**DETTAGLI ESERCIZIO:** Prosegui il testo sul confronto tra investimenti nei Paesi emergenti e investimenti americani nel 2025, riprendendo dopo l'ultima frase riportata.

**TESTO IN ESAME:**
┄┄┄┄┄┄

Il 2025 si è chiuso con un “all in” da parte degli investimenti nei Paesi emergenti almeno rispetto agli equivalenti investimenti americani.
Dopo il Covid per l’azionario emergente non c’è mai stato un anno in cui le performance sono risultate migliori dell’azionario americano. In qualche occasione è andata meglio per l’obbligazionario in hard e local currency.
Il 2025 ha segnato indubbiamente un cambio di strategia da parte degli asset allocator di tutto il mondo che, timorosi della svalutazione del dollaro, ma soprattutto delle pratiche commerciali protezionistiche di Trump, hanno cominciato a guardare altrove. Tra cui il dimenticato mondo emergente che quest’anno da deciso di vincere la sfida.
Azionario Emergente vs Wall Street: performance a confronto
Cominciamo dall’azionario dove il cratere di performance scavato negli ultimi 5 anni è comunque ancora evidente. L’America sotto forma di indice MSCI US in euro ha raddoppiato il suo valore, gli ETF che replicano gli indici MSCI Emerging hanno raggiunto una performance di appena il 30%.

┄┄┄┄┄┄

**MATERIALE DI PARTENZA:**
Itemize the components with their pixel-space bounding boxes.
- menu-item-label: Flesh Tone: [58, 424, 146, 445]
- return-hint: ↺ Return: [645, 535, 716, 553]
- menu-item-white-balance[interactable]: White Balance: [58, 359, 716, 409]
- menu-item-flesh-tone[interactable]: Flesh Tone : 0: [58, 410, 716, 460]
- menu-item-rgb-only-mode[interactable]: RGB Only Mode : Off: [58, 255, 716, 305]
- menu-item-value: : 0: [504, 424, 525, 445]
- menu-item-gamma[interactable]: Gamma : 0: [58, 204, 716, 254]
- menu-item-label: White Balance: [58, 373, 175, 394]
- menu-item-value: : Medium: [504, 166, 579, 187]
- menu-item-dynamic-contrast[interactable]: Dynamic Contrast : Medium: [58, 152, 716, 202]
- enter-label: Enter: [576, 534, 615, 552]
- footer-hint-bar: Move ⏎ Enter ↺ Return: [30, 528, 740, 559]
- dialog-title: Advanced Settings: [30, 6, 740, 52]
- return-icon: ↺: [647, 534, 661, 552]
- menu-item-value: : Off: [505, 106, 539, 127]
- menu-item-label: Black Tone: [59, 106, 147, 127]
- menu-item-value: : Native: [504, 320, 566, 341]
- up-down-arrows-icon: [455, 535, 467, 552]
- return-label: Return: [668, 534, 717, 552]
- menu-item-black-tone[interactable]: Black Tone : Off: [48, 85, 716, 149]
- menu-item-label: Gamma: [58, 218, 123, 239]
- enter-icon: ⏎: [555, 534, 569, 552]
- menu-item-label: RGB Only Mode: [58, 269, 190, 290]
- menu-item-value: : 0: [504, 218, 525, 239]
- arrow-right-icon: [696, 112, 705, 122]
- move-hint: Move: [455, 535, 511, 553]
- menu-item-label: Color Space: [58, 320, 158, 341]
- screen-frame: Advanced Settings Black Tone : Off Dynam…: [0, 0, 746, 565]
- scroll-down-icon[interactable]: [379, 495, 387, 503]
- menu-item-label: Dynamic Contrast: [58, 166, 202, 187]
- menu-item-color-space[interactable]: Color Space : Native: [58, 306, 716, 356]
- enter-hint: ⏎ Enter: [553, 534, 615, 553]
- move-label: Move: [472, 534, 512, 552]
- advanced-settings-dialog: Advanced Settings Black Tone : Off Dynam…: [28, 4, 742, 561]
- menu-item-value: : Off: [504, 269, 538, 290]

┄┄┄┄┄┄

**RISPOSTA:**
Performance che si è concretizzata soprattutto tra il 2024 e il 2025. Se però nel 2024 il +15% degli ETF che investono sull’azionario emergente impallidiva rispetto al +32% dell’azionario americano, in questo 2025 sono gli Stati Uniti a deludere con una crescita di appena il 4% a fronte di azionario emergente in rally di quasi il 20%.
Dal 2021 in avanti mai l’equity emergente era stato davanti, nemmeno nel 2022 quando la correzione si era spinta oltre il 14% per l’America e oltre il 15% per l’azionario emergente. La diversificazione non aveva lavorato bene come invece ha fatto quest’anno.
Obbligazionario Emergente: bene sia a cambio aperto che in valuta locale
Entrando nel mondo obbligazionario le parti si invertono a distanza di 5 anni; mettere soldi nei bond governativi americani ha bruciato denaro, mentre gli emergenti hanno regalato sia nella versione a cambio aperto dollaro che nella versione in valuta locale un ritorno complessivo compreso tra il 6% e il 13%.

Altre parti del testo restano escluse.